• [SHORT TASK]: In the entries below, count every line with the string "stippled". State the count and nothing else.

[Stored records]
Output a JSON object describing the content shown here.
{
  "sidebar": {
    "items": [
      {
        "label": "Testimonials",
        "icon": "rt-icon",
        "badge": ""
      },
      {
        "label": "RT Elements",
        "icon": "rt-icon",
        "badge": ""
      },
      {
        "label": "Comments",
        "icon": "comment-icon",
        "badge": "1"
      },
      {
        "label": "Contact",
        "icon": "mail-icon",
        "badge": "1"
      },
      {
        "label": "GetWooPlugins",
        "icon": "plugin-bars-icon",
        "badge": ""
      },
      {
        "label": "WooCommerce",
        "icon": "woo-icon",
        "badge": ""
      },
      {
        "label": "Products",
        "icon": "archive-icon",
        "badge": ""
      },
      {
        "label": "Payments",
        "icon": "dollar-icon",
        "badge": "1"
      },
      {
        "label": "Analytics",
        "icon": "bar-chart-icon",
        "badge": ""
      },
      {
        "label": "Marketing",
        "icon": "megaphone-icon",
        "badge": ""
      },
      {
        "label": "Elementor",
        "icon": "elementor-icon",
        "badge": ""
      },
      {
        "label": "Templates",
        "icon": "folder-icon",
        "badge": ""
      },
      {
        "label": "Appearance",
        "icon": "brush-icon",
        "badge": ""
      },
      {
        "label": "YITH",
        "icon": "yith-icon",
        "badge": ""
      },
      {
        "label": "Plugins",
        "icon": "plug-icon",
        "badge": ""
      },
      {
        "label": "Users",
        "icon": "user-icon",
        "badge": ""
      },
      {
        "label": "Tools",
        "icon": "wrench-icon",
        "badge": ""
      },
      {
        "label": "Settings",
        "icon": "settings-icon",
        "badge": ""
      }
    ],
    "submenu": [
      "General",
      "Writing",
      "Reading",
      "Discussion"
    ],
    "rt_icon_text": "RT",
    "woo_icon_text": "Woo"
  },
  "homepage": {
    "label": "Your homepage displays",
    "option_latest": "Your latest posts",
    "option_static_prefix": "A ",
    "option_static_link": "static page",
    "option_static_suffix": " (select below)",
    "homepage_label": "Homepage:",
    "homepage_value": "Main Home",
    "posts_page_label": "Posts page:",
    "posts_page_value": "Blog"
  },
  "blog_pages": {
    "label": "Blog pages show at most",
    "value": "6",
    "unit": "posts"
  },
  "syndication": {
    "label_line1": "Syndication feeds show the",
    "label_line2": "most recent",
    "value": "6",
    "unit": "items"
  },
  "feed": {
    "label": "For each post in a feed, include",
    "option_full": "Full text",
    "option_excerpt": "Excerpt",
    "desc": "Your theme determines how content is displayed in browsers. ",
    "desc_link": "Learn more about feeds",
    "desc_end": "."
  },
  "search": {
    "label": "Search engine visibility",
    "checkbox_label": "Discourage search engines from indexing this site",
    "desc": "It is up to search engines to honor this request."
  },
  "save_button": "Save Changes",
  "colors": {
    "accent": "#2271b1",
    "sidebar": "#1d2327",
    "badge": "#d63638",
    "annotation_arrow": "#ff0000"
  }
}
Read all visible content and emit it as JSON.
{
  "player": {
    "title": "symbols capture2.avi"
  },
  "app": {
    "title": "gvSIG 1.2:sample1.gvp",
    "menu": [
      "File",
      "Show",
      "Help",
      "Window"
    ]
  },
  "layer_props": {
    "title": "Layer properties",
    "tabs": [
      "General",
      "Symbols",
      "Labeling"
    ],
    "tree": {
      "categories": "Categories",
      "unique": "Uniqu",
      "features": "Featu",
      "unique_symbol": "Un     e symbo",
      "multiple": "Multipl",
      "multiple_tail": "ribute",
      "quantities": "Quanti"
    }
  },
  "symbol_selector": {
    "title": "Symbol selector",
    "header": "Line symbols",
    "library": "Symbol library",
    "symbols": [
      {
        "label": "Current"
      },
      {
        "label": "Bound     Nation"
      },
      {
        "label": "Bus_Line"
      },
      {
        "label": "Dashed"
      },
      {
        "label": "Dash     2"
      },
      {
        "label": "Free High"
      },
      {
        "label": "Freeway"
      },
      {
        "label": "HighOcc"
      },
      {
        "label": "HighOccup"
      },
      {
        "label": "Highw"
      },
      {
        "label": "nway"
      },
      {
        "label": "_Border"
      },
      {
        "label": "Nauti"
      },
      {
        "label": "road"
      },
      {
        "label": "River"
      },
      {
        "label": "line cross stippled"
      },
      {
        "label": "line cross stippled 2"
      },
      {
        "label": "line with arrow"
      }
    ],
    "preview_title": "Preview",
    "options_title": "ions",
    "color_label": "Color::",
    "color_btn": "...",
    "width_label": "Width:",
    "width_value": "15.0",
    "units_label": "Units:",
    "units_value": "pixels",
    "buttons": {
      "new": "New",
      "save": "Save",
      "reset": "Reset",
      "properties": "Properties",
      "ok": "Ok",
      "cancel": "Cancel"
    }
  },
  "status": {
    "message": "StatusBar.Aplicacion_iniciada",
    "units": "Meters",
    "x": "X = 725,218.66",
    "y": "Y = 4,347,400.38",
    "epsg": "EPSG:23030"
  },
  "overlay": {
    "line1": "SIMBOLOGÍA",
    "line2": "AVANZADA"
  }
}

• [ANSWER TO THIS EXERCISE]: 2